= Required work =
Separate out the lines that hold "label".

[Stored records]
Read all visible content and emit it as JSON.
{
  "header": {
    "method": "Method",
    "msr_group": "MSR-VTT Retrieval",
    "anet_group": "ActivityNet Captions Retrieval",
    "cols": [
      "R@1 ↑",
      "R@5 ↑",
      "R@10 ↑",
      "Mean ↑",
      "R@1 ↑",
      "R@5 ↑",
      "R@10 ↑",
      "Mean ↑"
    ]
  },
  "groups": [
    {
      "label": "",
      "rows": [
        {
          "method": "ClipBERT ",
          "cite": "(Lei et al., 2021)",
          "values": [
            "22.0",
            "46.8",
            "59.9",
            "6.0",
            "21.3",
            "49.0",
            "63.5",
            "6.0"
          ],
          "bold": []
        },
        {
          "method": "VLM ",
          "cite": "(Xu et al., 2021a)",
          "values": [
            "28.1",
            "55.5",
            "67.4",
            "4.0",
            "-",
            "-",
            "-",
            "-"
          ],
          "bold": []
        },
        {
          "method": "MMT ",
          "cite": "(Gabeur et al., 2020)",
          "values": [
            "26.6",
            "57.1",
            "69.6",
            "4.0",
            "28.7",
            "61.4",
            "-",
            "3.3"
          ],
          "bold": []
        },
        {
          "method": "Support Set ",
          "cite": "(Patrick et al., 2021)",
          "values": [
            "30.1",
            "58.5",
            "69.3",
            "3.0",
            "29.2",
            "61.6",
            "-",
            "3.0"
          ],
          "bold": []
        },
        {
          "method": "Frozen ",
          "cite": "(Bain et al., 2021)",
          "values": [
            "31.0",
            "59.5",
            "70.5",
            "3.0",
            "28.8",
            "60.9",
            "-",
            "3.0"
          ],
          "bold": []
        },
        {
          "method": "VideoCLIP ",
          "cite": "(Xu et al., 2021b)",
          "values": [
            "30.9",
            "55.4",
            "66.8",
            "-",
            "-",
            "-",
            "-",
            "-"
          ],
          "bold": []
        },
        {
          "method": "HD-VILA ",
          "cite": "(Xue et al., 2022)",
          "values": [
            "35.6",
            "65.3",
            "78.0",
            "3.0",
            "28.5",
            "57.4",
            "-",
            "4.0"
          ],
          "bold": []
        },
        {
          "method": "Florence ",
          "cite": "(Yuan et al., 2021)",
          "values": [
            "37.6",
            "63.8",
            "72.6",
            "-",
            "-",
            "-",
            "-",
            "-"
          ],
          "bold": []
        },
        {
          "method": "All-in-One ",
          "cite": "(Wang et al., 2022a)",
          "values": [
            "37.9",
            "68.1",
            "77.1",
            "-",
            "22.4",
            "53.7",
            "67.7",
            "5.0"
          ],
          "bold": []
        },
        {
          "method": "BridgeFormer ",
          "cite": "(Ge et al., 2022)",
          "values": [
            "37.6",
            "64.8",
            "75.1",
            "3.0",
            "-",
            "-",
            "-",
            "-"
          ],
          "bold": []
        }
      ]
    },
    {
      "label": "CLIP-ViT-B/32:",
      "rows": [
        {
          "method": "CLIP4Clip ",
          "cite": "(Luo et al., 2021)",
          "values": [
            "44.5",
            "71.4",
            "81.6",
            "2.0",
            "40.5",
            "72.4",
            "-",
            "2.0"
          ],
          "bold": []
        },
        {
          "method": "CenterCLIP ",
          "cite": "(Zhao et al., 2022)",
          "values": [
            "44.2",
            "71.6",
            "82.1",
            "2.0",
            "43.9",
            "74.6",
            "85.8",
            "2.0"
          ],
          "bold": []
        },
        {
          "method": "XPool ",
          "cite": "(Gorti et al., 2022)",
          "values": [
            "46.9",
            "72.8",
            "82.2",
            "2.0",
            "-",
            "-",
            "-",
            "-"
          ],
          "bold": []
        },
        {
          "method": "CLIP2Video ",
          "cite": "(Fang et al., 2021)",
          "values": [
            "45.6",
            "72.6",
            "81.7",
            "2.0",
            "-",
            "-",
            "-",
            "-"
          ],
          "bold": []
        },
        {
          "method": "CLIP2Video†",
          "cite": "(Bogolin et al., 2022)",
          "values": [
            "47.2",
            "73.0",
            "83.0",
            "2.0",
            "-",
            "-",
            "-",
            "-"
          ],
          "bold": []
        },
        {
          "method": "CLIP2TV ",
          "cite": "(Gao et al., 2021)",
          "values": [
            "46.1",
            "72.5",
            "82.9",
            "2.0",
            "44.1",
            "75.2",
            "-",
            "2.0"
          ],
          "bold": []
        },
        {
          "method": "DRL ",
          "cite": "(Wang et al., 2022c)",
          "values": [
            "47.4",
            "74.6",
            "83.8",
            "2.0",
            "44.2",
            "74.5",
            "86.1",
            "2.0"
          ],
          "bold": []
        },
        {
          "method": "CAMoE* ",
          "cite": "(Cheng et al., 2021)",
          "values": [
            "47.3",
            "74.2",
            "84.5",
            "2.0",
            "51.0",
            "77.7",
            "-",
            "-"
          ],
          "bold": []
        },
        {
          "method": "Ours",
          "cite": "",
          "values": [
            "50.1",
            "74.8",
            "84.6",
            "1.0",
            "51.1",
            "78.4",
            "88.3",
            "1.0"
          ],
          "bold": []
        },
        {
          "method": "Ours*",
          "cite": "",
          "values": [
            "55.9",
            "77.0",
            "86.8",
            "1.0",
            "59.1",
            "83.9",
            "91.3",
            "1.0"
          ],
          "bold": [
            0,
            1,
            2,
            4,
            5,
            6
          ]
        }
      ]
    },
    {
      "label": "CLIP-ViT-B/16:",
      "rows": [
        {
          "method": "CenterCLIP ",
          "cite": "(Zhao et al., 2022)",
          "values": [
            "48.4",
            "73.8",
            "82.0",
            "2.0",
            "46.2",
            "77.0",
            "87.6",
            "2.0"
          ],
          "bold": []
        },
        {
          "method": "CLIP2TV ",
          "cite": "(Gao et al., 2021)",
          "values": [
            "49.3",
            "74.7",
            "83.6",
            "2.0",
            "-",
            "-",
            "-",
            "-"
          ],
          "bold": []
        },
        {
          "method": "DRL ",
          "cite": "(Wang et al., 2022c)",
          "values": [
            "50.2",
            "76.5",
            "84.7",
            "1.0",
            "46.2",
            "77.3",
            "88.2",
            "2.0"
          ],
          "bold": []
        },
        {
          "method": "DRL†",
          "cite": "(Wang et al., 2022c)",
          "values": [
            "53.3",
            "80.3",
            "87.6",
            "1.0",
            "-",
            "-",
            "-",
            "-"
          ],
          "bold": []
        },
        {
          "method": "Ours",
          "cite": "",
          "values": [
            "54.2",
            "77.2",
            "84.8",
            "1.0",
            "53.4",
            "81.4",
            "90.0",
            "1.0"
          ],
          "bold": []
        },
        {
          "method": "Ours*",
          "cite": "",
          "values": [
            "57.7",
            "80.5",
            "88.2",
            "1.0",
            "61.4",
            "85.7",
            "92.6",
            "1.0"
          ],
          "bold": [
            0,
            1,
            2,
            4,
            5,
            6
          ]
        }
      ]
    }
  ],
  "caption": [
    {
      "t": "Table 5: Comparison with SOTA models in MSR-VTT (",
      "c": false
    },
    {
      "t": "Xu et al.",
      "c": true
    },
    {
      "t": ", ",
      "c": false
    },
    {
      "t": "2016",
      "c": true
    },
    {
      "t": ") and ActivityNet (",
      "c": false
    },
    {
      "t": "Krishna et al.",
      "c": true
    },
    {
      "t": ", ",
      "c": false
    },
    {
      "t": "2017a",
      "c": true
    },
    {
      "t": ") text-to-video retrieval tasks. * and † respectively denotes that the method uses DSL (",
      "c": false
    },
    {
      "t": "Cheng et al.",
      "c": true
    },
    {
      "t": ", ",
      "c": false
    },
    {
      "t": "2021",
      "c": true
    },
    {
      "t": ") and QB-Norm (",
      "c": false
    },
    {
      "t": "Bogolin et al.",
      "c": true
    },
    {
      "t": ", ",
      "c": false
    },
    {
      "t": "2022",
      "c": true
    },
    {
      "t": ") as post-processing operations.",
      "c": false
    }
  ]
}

= Response to the task =
      "label": "",
      "label": "CLIP-ViT-B/32:",
      "label": "CLIP-ViT-B/16:",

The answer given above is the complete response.